INSTRUCTION
Exact reproduction of the data is required, with images excluded.

TASK INPUT
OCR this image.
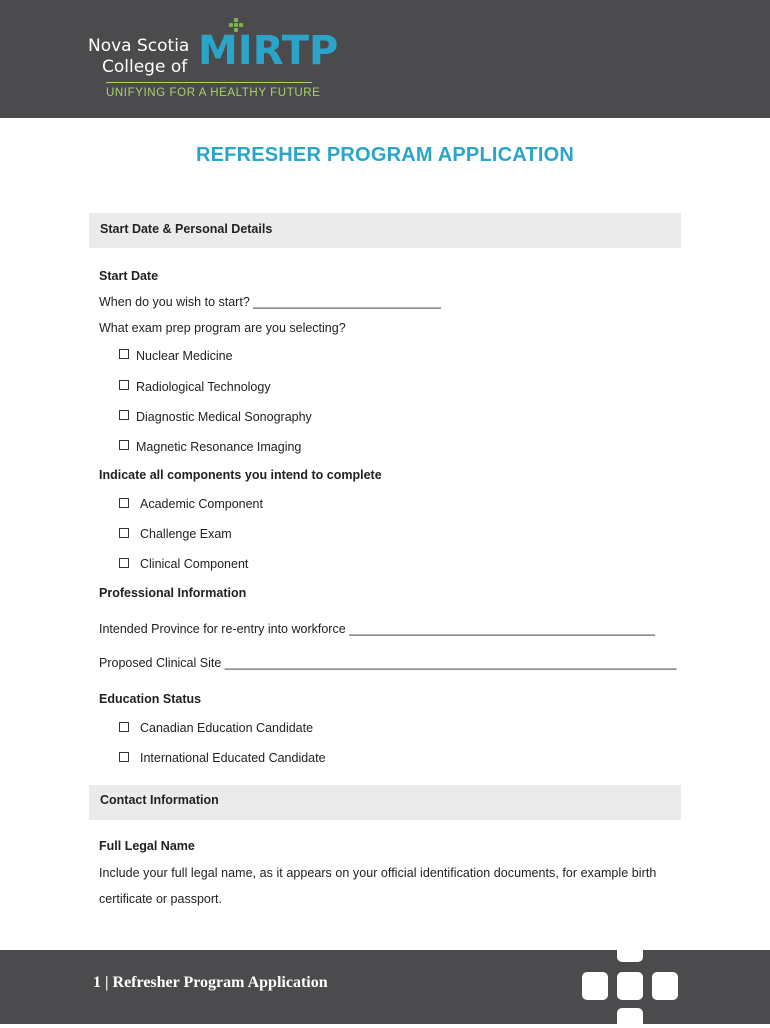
Nova Scotia
College of MIRTP
UNIFYING FOR A HEALTHY FUTURE
REFRESHER PROGRAM APPLICATION
Start Date & Personal Details
Start Date
When do you wish to start? ___________________________
What exam prep program are you selecting?
Nuclear Medicine
Radiological Technology
Diagnostic Medical Sonography
Magnetic Resonance Imaging
Indicate all components you intend to complete
Academic Component
Challenge Exam
Clinical Component
Professional Information
Intended Province for re-entry into workforce ____________________________________________
Proposed Clinical Site _________________________________________________________________
Education Status
Canadian Education Candidate
International Educated Candidate
Contact Information
Full Legal Name
Include your full legal name, as it appears on your official identification documents, for example birth
certificate or passport.
1 | Refresher Program Application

PROBLEM SOLUTION
OCR this image.
Nova Scotia
College of MIRTP
UNIFYING FOR A HEALTHY FUTURE
REFRESHER PROGRAM APPLICATION
Start Date & Personal Details
Start Date
When do you wish to start? ___________________________
What exam prep program are you selecting?
Nuclear Medicine
Radiological Technology
Diagnostic Medical Sonography
Magnetic Resonance Imaging
Indicate all components you intend to complete
Academic Component
Challenge Exam
Clinical Component
Professional Information
Intended Province for re-entry into workforce ____________________________________________
Proposed Clinical Site _________________________________________________________________
Education Status
Canadian Education Candidate
International Educated Candidate
Contact Information
Full Legal Name
Include your full legal name, as it appears on your official identification documents, for example birth
certificate or passport.
1 | Refresher Program Application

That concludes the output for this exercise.